Text segment:
Background: Cigarette smoking rates in schizophrenia are higher than in the general population.
Objectives: To determine whether cigarette smoking modifies cognitive deficits in schizophrenia and to establish the role of nicotinic acetylcholine receptors (nAChRs) in mediating cigarette smoking-related cognitive enhancement.
Design: Neuropsychological assessments were performed at smoking baseline, after overnight abstinence, and after smoking reinstatement across 3 separate test weeks during which subjects were pretreated in a counterbalanced manner with the nonselective nAChR antagonist mecamylamine hydrochloride (0, 5, or 10 mg/d).
Participants: Twenty-five smokers with schizophrenia and 25 control smokers.
Setting: Outpatient mental health center.
Main outcome measures: Visuospatial working memory (VSWM) and Continuous Performance Test (CPT) scores.

Requirement 1:
In one to three sentences, explain what the schizophrenia smoking study set out to learn by testing participants under different smoking conditions and mecamylamine doses.
Requirement 2:
In the schizophrenia smoking study, what daily doses of mecamylamine hydrochloride were given as pretreatment?
Requirement 3:
Resume the schizophrenia smoking study summary after its final line, on main outcome measures.
The records that come after this text have no connection to it.

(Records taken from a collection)
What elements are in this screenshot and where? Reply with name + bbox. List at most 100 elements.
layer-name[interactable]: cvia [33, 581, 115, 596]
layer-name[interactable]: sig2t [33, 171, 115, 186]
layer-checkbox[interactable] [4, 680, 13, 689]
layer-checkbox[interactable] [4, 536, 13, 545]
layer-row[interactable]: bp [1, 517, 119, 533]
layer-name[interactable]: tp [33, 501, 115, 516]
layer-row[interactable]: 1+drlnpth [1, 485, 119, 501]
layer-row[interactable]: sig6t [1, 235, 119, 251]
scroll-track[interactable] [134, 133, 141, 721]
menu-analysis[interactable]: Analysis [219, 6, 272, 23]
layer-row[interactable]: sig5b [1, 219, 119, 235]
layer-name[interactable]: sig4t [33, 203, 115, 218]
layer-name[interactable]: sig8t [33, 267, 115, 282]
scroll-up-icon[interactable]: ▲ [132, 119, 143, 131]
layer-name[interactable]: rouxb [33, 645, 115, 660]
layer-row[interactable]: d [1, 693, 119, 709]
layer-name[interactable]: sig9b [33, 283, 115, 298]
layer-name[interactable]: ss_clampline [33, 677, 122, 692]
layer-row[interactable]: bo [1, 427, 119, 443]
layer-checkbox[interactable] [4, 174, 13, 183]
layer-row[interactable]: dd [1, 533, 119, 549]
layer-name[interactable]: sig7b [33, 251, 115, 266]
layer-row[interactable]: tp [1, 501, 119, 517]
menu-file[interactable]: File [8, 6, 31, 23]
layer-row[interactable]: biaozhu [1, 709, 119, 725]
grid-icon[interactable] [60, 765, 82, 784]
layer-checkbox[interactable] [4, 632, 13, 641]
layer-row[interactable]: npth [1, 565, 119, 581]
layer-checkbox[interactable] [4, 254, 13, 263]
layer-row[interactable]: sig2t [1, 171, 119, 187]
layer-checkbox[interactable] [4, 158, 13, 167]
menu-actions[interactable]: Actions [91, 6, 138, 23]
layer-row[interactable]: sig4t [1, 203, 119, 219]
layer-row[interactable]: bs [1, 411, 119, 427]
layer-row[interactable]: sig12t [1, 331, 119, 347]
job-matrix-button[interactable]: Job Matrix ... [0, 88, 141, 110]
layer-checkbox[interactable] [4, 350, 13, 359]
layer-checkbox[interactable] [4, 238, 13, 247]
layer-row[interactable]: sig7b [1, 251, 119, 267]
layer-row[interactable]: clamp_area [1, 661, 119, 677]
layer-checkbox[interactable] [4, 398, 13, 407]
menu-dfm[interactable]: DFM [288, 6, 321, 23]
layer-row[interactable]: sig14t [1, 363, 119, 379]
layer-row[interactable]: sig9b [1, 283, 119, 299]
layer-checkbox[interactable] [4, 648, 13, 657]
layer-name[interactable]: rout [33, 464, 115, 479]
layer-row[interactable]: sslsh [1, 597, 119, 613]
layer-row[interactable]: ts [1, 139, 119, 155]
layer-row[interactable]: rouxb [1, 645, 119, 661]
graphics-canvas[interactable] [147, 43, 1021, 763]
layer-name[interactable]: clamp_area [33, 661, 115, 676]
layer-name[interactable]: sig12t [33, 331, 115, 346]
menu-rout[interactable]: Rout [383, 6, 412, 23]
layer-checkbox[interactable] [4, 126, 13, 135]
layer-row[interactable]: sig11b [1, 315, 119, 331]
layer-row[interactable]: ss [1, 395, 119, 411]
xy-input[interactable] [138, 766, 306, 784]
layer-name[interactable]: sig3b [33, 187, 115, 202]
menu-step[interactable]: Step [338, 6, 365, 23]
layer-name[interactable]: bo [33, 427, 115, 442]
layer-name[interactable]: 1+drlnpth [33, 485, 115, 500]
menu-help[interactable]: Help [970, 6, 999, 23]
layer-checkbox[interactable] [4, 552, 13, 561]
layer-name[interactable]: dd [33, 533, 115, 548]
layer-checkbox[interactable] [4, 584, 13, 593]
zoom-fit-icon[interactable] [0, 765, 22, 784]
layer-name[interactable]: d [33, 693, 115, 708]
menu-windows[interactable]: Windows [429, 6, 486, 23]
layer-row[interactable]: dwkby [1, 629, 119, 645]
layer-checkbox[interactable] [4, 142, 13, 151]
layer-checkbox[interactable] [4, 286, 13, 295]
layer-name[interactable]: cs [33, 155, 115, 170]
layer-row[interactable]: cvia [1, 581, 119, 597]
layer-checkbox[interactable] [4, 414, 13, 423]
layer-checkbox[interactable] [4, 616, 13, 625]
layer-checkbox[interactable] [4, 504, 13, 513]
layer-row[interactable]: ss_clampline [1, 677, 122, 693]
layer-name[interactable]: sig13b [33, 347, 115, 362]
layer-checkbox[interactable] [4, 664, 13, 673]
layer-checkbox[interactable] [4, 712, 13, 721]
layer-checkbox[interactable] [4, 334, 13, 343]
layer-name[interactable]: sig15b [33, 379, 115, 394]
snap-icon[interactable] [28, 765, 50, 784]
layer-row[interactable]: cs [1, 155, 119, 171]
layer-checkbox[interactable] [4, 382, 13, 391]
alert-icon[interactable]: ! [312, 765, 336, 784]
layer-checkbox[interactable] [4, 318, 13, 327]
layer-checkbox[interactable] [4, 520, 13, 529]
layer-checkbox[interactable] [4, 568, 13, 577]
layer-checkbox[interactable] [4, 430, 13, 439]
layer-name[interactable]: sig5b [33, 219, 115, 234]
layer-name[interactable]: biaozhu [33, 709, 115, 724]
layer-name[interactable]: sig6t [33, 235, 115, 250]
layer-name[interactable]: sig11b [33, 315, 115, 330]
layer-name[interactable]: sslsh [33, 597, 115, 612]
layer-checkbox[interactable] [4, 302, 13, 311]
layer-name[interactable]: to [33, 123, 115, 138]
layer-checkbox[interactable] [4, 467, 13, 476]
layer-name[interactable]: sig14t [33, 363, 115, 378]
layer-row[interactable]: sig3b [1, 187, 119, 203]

Answer area 1:
The study aimed to determine whether cigarette smoking modifies cognitive deficits in schizophrenia. It also sought to establish the role of nicotinic acetylcholine receptors in mediating cognitive enhancement related to cigarette smoking.

Answer area 2:
0, 5, or 10 mg/d.

Answer area 3:
Results: In smokers with schizophrenia and control smokers, overnight abstinence led to undetectable plasma nicotine levels and an increase in tobacco craving. While abstinence reduced CPT hit rate in both groups, VSWM was only impaired in smokers with schizophrenia. Smoking reinstatement reversed abstinence-induced cognitive impairment. Enhancement of VSWM and CPT performance by smoking reinstatement in smokers with schizophrenia, but not the subjective effects of smoking, was blocked by mecamylamine treatment.
Conclusions: Cigarette smoking may selectively enhance VSWM and attentional deficits in smokers with schizophrenia, which may depend on nAChR stimulation. These findings may have implications for understanding the high rates of smoking in schizophrenia and for developing pharmacotherapies for cognitive deficits and nicotine dependence in schizophrenia.